**Records to process**:
* * *

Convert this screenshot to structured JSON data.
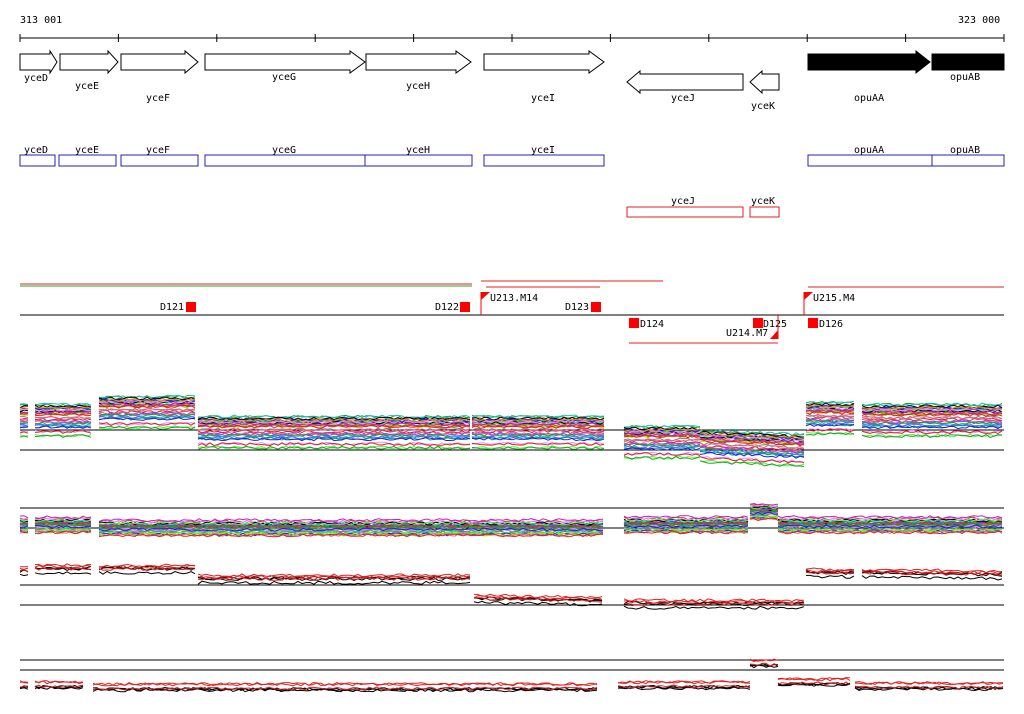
{
  "ruler": {
    "start_label": "313 001",
    "end_label": "323 000"
  },
  "genes": [
    {
      "name": "yceD",
      "strand": "+",
      "filled": false
    },
    {
      "name": "yceE",
      "strand": "+",
      "filled": false
    },
    {
      "name": "yceF",
      "strand": "+",
      "filled": false
    },
    {
      "name": "yceG",
      "strand": "+",
      "filled": false
    },
    {
      "name": "yceH",
      "strand": "+",
      "filled": false
    },
    {
      "name": "yceI",
      "strand": "+",
      "filled": false
    },
    {
      "name": "yceJ",
      "strand": "-",
      "filled": false
    },
    {
      "name": "yceK",
      "strand": "-",
      "filled": false
    },
    {
      "name": "opuAA",
      "strand": "+",
      "filled": true
    },
    {
      "name": "opuAB",
      "strand": "+",
      "filled": true
    }
  ],
  "features_forward": [
    "yceD",
    "yceE",
    "yceF",
    "yceG",
    "yceH",
    "yceI",
    "opuAA",
    "opuAB"
  ],
  "features_reverse": [
    "yceJ",
    "yceK"
  ],
  "segment_labels": {
    "D121": "D121",
    "D122": "D122",
    "D123": "D123",
    "D124": "D124",
    "D125": "D125",
    "D126": "D126",
    "U213": "U213.M14",
    "U214": "U214.M7",
    "U215": "U215.M4"
  },
  "colors": {
    "feature_forward": "#2020c0",
    "feature_reverse": "#e02020",
    "marker": "#ff0000",
    "axis": "#000000"
  }
}
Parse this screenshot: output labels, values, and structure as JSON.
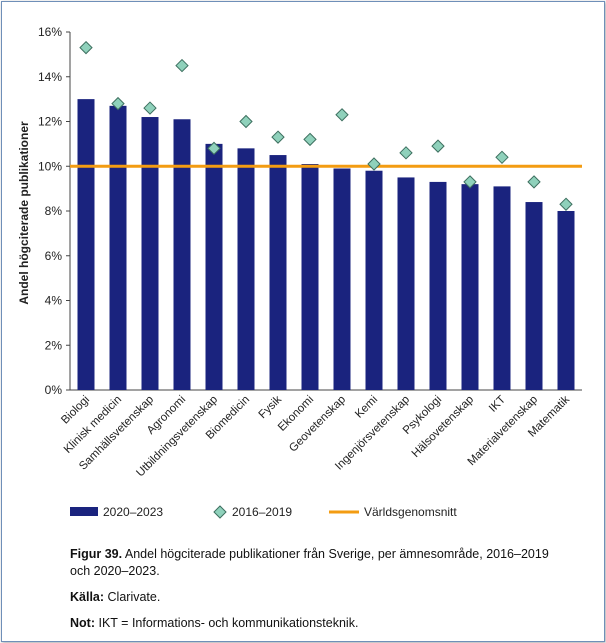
{
  "chart_data": {
    "type": "bar",
    "ylabel": "Andel högciterade publikationer",
    "ylim": [
      0,
      16
    ],
    "yticks": [
      "0%",
      "2%",
      "4%",
      "6%",
      "8%",
      "10%",
      "12%",
      "14%",
      "16%"
    ],
    "grid": false,
    "legend_position": "bottom",
    "categories": [
      "Biologi",
      "Klinisk medicin",
      "Samhällsvetenskap",
      "Agronomi",
      "Utbildningsvetenskap",
      "Biomedicin",
      "Fysik",
      "Ekonomi",
      "Geovetenskap",
      "Kemi",
      "Ingenjörsvetenskap",
      "Psykologi",
      "Hälsovetenskap",
      "IKT",
      "Materialvetenskap",
      "Matematik"
    ],
    "series": [
      {
        "name": "2020–2023",
        "kind": "bar",
        "color": "#1a237e",
        "values": [
          13.0,
          12.7,
          12.2,
          12.1,
          11.0,
          10.8,
          10.5,
          10.1,
          9.9,
          9.8,
          9.5,
          9.3,
          9.2,
          9.1,
          8.4,
          8.0
        ]
      },
      {
        "name": "2016–2019",
        "kind": "marker",
        "color": "#8fd1bb",
        "stroke": "#3d6f5f",
        "values": [
          15.3,
          12.8,
          12.6,
          14.5,
          10.8,
          12.0,
          11.3,
          11.2,
          12.3,
          10.1,
          10.6,
          10.9,
          9.3,
          10.4,
          9.3,
          8.3
        ]
      },
      {
        "name": "Världsgenomsnitt",
        "kind": "line",
        "color": "#f39c12",
        "value": 10.0
      }
    ]
  },
  "caption": {
    "figure_label": "Figur 39.",
    "figure_text": " Andel högciterade publikationer från Sverige, per ämnesområde, 2016–2019 och 2020–2023.",
    "source_label": "Källa:",
    "source_text": " Clarivate.",
    "note_label": "Not:",
    "note_text": " IKT = Informations- och kommunikationsteknik."
  }
}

* * *

Restate it all word for word: every record, no pictures.

Convert this screenshot to structured JSON data.
{
  "ruler": {
    "start_label": "313 001",
    "end_label": "323 000"
  },
  "genes": [
    {
      "name": "yceD",
      "strand": "+",
      "filled": false
    },
    {
      "name": "yceE",
      "strand": "+",
      "filled": false
    },
    {
      "name": "yceF",
      "strand": "+",
      "filled": false
    },
    {
      "name": "yceG",
      "strand": "+",
      "filled": false
    },
    {
      "name": "yceH",
      "strand": "+",
      "filled": false
    },
    {
      "name": "yceI",
      "strand": "+",
      "filled": false
    },
    {
      "name": "yceJ",
      "strand": "-",
      "filled": false
    },
    {
      "name": "yceK",
      "strand": "-",
      "filled": false
    },
    {
      "name": "opuAA",
      "strand": "+",
      "filled": true
    },
    {
      "name": "opuAB",
      "strand": "+",
      "filled": true
    }
  ],
  "features_forward": [
    "yceD",
    "yceE",
    "yceF",
    "yceG",
    "yceH",
    "yceI",
    "opuAA",
    "opuAB"
  ],
  "features_reverse": [
    "yceJ",
    "yceK"
  ],
  "segment_labels": {
    "D121": "D121",
    "D122": "D122",
    "D123": "D123",
    "D124": "D124",
    "D125": "D125",
    "D126": "D126",
    "U213": "U213.M14",
    "U214": "U214.M7",
    "U215": "U215.M4"
  },
  "colors": {
    "feature_forward": "#2020c0",
    "feature_reverse": "#e02020",
    "marker": "#ff0000",
    "axis": "#000000"
  }
}
Parse this screenshot: output labels, values, and structure as JSON.
{
  "chart_data": {
    "type": "bar",
    "ylabel": "Andel högciterade publikationer",
    "ylim": [
      0,
      16
    ],
    "yticks": [
      "0%",
      "2%",
      "4%",
      "6%",
      "8%",
      "10%",
      "12%",
      "14%",
      "16%"
    ],
    "grid": false,
    "legend_position": "bottom",
    "categories": [
      "Biologi",
      "Klinisk medicin",
      "Samhällsvetenskap",
      "Agronomi",
      "Utbildningsvetenskap",
      "Biomedicin",
      "Fysik",
      "Ekonomi",
      "Geovetenskap",
      "Kemi",
      "Ingenjörsvetenskap",
      "Psykologi",
      "Hälsovetenskap",
      "IKT",
      "Materialvetenskap",
      "Matematik"
    ],
    "series": [
      {
        "name": "2020–2023",
        "kind": "bar",
        "color": "#1a237e",
        "values": [
          13.0,
          12.7,
          12.2,
          12.1,
          11.0,
          10.8,
          10.5,
          10.1,
          9.9,
          9.8,
          9.5,
          9.3,
          9.2,
          9.1,
          8.4,
          8.0
        ]
      },
      {
        "name": "2016–2019",
        "kind": "marker",
        "color": "#8fd1bb",
        "stroke": "#3d6f5f",
        "values": [
          15.3,
          12.8,
          12.6,
          14.5,
          10.8,
          12.0,
          11.3,
          11.2,
          12.3,
          10.1,
          10.6,
          10.9,
          9.3,
          10.4,
          9.3,
          8.3
        ]
      },
      {
        "name": "Världsgenomsnitt",
        "kind": "line",
        "color": "#f39c12",
        "value": 10.0
      }
    ]
  },
  "caption": {
    "figure_label": "Figur 39.",
    "figure_text": " Andel högciterade publikationer från Sverige, per ämnesområde, 2016–2019 och 2020–2023.",
    "source_label": "Källa:",
    "source_text": " Clarivate.",
    "note_label": "Not:",
    "note_text": " IKT = Informations- och kommunikationsteknik."
  }
}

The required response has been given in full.